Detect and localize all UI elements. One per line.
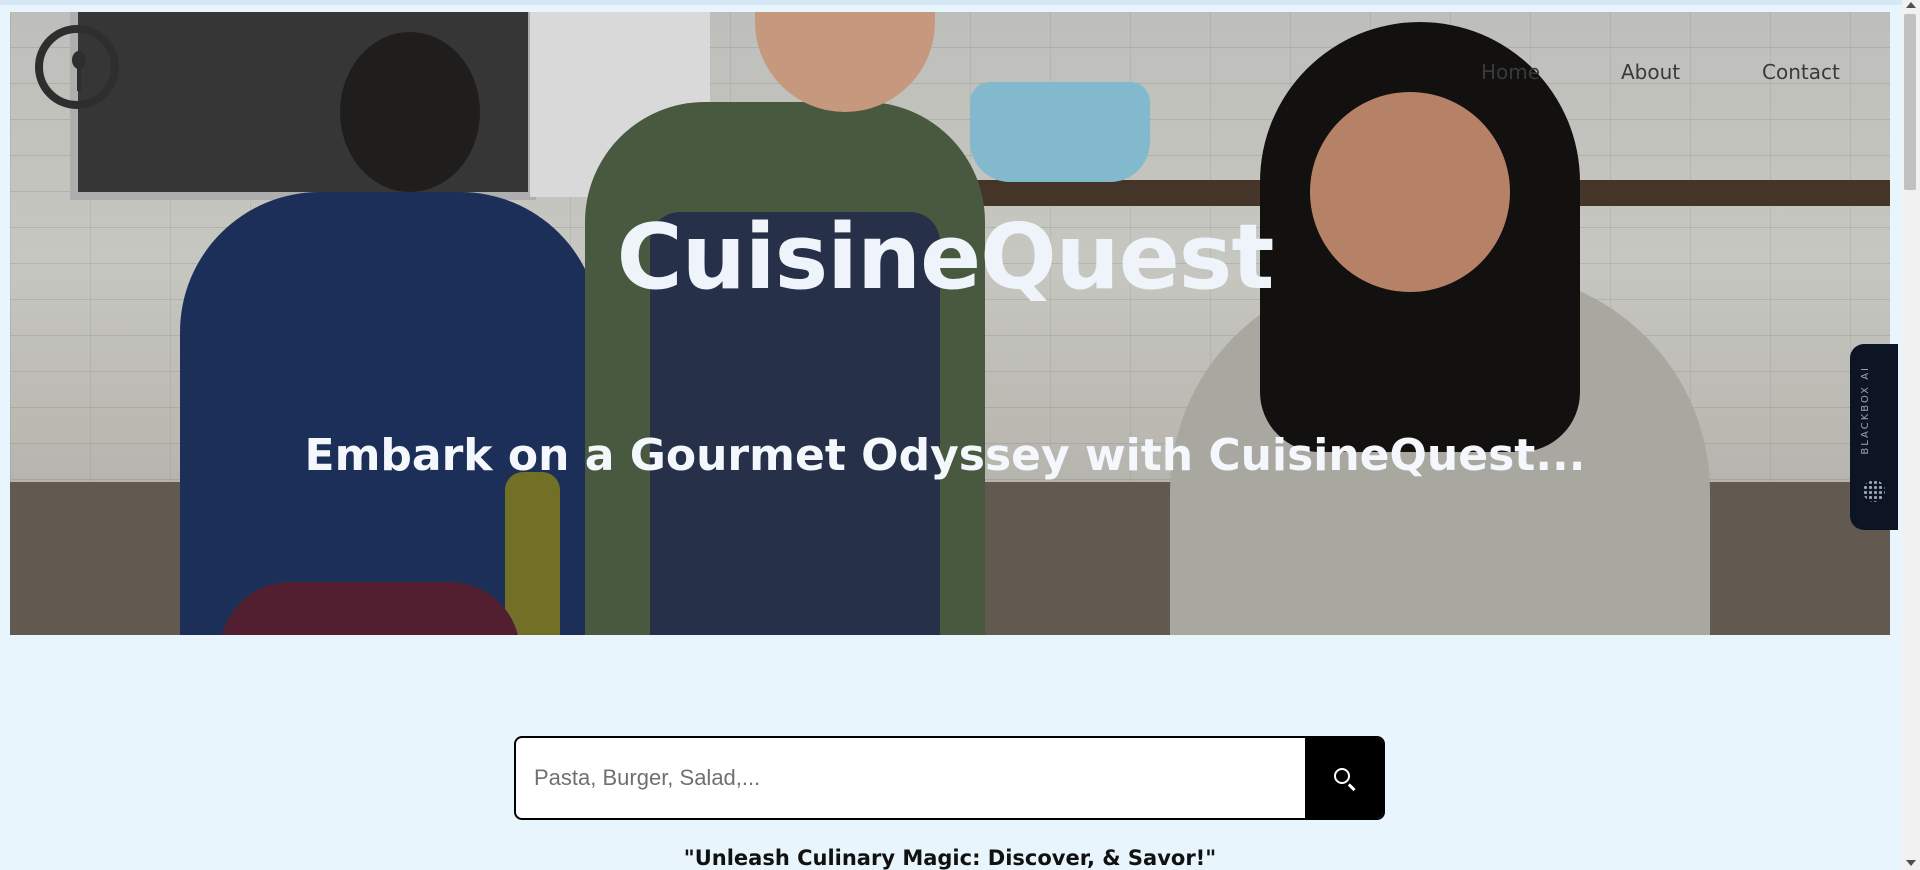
spoon-logo-icon[interactable] [35,25,119,109]
hero-banner [10,12,1890,635]
nav-link-contact[interactable]: Contact [1762,60,1840,84]
dots-icon [1863,480,1885,502]
top-strip [0,0,1920,5]
scroll-down-arrow-icon[interactable] [1906,860,1916,866]
search-bar [514,736,1385,820]
nav-link-home[interactable]: Home [1481,60,1540,84]
search-input[interactable] [516,738,1305,818]
blackbox-ai-label: BLACKBOX AI [1860,366,1871,455]
hero-subtitle: Embark on a Gourmet Odyssey with Cuisine… [304,430,1586,481]
tagline: "Unleash Culinary Magic: Discover, & Sav… [683,846,1217,870]
hero-photo-shade [10,12,1890,635]
scroll-up-arrow-icon[interactable] [1906,2,1916,8]
hero-title: CuisineQuest [616,205,1275,310]
search-icon [1334,768,1350,784]
nav-link-about[interactable]: About [1621,60,1680,84]
spoon-handle [77,67,81,91]
blackbox-ai-widget[interactable]: BLACKBOX AI [1850,344,1898,530]
search-button[interactable] [1305,738,1383,818]
scrollbar-thumb[interactable] [1904,14,1916,190]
- - - - -
STATED GOAL »
Rewrite the listing above with every "interactable" changed to "clickable" and nothing else altered. Leave the picture out of your answer.

ANSWER TO THE TASK »
Detect and localize all UI elements. One per line.
spoon-logo-icon[clickable] [35,25,119,109]
hero-banner [10,12,1890,635]
nav-link-contact[clickable]: Contact [1762,60,1840,84]
dots-icon [1863,480,1885,502]
top-strip [0,0,1920,5]
scroll-down-arrow-icon[clickable] [1906,860,1916,866]
search-bar [514,736,1385,820]
nav-link-home[clickable]: Home [1481,60,1540,84]
search-input[clickable] [516,738,1305,818]
blackbox-ai-label: BLACKBOX AI [1860,366,1871,455]
hero-subtitle: Embark on a Gourmet Odyssey with Cuisine… [304,430,1586,481]
tagline: "Unleash Culinary Magic: Discover, & Sav… [683,846,1217,870]
hero-photo-shade [10,12,1890,635]
scroll-up-arrow-icon[clickable] [1906,2,1916,8]
hero-title: CuisineQuest [616,205,1275,310]
search-icon [1334,768,1350,784]
nav-link-about[clickable]: About [1621,60,1680,84]
spoon-handle [77,67,81,91]
blackbox-ai-widget[clickable]: BLACKBOX AI [1850,344,1898,530]
search-button[clickable] [1305,738,1383,818]
scrollbar-thumb[clickable] [1904,14,1916,190]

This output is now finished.